Supplied entries ->
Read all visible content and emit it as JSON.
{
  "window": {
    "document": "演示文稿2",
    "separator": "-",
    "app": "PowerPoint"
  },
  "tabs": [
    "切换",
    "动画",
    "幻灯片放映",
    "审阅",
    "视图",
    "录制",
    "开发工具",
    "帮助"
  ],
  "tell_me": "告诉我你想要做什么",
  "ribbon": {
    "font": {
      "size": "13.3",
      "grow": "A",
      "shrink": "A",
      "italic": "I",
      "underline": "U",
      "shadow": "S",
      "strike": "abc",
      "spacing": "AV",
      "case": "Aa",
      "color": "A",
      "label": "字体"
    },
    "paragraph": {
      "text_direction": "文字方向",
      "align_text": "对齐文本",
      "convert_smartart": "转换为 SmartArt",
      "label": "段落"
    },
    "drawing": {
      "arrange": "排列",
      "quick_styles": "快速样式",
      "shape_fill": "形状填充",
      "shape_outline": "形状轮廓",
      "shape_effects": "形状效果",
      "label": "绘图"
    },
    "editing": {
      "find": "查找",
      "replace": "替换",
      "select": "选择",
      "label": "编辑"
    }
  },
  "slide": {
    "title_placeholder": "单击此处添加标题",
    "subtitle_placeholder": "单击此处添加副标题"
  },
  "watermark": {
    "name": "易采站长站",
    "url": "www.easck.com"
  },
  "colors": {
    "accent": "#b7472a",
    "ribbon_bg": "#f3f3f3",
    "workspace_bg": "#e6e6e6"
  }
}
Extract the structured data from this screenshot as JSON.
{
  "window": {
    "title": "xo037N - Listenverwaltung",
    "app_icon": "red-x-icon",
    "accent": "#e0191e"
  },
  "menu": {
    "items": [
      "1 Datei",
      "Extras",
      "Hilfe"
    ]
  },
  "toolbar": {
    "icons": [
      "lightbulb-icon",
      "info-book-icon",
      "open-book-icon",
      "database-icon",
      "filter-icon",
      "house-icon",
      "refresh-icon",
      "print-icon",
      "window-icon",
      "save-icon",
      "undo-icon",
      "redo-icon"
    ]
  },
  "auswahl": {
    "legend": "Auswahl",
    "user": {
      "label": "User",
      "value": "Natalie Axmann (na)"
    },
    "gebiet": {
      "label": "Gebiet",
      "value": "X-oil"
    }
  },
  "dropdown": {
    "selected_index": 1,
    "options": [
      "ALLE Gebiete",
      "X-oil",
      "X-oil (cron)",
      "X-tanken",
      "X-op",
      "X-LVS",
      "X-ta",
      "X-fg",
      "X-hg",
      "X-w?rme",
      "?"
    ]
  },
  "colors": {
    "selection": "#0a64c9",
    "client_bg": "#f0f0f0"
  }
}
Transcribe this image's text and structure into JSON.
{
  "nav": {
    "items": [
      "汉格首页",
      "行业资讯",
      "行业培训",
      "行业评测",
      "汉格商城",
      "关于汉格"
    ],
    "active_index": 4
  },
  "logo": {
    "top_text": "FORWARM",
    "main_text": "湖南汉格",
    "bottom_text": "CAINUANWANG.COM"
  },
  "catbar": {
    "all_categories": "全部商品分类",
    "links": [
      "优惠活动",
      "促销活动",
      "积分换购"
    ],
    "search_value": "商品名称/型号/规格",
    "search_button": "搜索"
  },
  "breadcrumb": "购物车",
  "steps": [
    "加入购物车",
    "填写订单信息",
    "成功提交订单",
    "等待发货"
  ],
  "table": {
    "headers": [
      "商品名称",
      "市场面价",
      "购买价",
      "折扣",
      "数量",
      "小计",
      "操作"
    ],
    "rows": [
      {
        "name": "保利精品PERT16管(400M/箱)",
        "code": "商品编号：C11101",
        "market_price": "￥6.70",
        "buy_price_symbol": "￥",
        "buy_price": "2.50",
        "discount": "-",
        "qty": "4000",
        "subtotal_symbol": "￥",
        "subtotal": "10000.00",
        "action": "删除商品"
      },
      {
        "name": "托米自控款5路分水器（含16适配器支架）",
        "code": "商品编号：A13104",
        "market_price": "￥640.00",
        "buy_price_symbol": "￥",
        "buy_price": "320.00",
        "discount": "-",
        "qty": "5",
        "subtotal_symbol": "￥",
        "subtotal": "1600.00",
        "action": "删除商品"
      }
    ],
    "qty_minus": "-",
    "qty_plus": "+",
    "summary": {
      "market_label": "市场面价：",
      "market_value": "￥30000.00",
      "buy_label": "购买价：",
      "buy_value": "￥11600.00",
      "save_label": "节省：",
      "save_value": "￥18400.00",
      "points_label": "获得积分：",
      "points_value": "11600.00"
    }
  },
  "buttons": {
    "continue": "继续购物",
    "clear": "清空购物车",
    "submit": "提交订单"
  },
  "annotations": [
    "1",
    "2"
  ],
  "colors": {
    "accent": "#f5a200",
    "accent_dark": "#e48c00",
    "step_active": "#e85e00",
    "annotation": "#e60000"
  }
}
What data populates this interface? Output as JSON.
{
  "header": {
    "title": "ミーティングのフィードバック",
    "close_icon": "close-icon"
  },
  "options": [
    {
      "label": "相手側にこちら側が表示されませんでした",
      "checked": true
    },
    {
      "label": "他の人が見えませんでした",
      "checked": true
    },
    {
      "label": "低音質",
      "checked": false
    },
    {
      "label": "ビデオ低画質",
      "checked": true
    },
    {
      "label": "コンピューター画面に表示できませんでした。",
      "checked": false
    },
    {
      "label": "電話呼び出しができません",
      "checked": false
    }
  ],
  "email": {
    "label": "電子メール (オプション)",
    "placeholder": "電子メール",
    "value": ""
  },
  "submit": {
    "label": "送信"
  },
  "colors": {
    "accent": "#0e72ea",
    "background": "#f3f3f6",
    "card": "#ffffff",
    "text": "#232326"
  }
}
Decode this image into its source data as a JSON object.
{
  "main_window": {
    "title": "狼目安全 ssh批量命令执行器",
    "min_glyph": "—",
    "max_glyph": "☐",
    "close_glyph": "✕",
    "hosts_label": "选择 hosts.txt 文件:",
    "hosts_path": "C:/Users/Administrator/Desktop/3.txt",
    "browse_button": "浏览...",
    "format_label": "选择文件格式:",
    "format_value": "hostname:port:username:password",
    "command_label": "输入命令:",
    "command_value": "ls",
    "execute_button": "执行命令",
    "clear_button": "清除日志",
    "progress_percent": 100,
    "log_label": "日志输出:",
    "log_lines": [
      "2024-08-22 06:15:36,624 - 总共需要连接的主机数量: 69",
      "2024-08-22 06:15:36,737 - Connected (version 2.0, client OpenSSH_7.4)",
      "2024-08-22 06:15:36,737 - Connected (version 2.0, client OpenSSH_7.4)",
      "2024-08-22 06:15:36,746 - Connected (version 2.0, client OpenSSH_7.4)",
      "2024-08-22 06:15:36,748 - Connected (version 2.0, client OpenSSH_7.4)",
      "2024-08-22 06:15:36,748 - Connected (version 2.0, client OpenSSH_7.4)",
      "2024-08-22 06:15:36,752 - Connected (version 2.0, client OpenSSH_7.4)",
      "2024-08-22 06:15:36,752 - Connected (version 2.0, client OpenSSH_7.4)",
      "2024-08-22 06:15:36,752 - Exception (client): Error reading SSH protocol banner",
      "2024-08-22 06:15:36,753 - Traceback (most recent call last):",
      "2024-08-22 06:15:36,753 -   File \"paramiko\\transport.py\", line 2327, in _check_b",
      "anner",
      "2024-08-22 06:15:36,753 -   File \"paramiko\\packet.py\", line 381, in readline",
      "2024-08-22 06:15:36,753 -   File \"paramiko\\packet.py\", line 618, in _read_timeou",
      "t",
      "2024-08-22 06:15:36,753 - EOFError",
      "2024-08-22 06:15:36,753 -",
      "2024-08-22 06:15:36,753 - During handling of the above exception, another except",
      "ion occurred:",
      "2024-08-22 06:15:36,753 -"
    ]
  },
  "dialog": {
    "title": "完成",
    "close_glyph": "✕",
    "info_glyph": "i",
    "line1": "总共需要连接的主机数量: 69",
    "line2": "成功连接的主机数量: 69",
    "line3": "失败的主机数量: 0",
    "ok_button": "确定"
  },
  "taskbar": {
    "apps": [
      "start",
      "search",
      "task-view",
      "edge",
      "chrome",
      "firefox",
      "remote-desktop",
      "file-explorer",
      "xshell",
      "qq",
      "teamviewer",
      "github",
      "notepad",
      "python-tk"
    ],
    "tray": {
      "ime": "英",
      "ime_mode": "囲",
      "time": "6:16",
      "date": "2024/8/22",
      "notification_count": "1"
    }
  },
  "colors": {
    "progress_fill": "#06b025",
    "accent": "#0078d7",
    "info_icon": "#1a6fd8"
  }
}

Given exercise ->
Find the word "電子メール" and list each line it appears in.

Written solution ->
    "label": "電子メール (オプション)",
    "placeholder": "電子メール",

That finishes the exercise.